**Exercise aim**:
Set the listing down again exactly, please, apart from its pictures.

[Stored records]
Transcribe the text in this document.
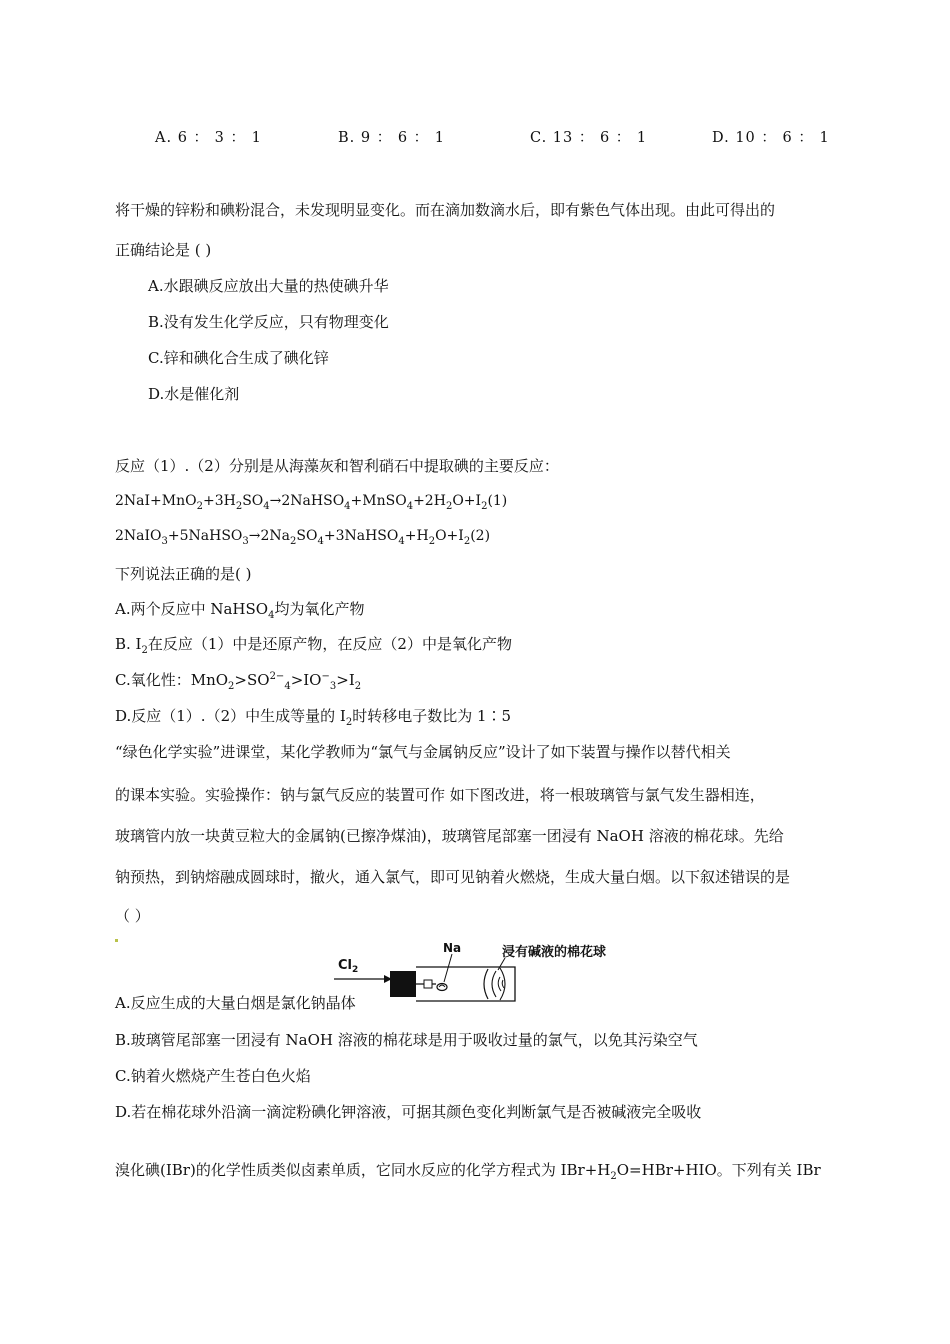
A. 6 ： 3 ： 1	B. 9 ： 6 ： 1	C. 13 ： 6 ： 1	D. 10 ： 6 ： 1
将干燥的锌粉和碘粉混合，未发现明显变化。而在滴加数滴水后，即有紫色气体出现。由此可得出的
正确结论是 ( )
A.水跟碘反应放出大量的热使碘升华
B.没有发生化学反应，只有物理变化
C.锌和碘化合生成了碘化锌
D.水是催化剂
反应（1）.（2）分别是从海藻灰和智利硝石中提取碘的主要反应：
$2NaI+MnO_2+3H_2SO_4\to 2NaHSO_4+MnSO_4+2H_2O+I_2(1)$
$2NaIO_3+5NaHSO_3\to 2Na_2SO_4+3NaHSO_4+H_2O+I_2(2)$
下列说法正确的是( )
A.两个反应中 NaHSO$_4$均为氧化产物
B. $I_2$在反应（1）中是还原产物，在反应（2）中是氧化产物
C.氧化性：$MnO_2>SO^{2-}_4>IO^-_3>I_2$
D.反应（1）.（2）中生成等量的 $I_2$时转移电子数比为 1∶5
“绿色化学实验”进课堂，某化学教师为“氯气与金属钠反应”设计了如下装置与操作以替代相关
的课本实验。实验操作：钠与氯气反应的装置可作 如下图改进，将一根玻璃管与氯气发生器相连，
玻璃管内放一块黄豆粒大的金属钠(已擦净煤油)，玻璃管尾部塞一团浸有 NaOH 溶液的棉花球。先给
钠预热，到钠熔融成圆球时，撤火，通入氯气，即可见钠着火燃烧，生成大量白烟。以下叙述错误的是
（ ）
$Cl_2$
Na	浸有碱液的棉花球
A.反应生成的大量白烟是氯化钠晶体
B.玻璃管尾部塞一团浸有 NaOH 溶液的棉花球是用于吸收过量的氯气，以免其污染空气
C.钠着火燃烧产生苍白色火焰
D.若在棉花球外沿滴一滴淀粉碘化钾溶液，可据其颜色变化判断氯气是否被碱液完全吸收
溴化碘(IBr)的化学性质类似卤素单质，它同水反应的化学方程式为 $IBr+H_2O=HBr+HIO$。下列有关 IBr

**Response for this exercise**:
Transcribe the text in this document.
A. 6 ： 3 ： 1	B. 9 ： 6 ： 1	C. 13 ： 6 ： 1	D. 10 ： 6 ： 1
将干燥的锌粉和碘粉混合，未发现明显变化。而在滴加数滴水后，即有紫色气体出现。由此可得出的
正确结论是 ( )
A.水跟碘反应放出大量的热使碘升华
B.没有发生化学反应，只有物理变化
C.锌和碘化合生成了碘化锌
D.水是催化剂
反应（1）.（2）分别是从海藻灰和智利硝石中提取碘的主要反应：
$2NaI+MnO_2+3H_2SO_4\to 2NaHSO_4+MnSO_4+2H_2O+I_2(1)$
$2NaIO_3+5NaHSO_3\to 2Na_2SO_4+3NaHSO_4+H_2O+I_2(2)$
下列说法正确的是( )
A.两个反应中 NaHSO$_4$均为氧化产物
B. $I_2$在反应（1）中是还原产物，在反应（2）中是氧化产物
C.氧化性：$MnO_2>SO^{2-}_4>IO^-_3>I_2$
D.反应（1）.（2）中生成等量的 $I_2$时转移电子数比为 1∶5
“绿色化学实验”进课堂，某化学教师为“氯气与金属钠反应”设计了如下装置与操作以替代相关
的课本实验。实验操作：钠与氯气反应的装置可作 如下图改进，将一根玻璃管与氯气发生器相连，
玻璃管内放一块黄豆粒大的金属钠(已擦净煤油)，玻璃管尾部塞一团浸有 NaOH 溶液的棉花球。先给
钠预热，到钠熔融成圆球时，撤火，通入氯气，即可见钠着火燃烧，生成大量白烟。以下叙述错误的是
（ ）
$Cl_2$
Na	浸有碱液的棉花球
A.反应生成的大量白烟是氯化钠晶体
B.玻璃管尾部塞一团浸有 NaOH 溶液的棉花球是用于吸收过量的氯气，以免其污染空气
C.钠着火燃烧产生苍白色火焰
D.若在棉花球外沿滴一滴淀粉碘化钾溶液，可据其颜色变化判断氯气是否被碱液完全吸收
溴化碘(IBr)的化学性质类似卤素单质，它同水反应的化学方程式为 $IBr+H_2O=HBr+HIO$。下列有关 IBr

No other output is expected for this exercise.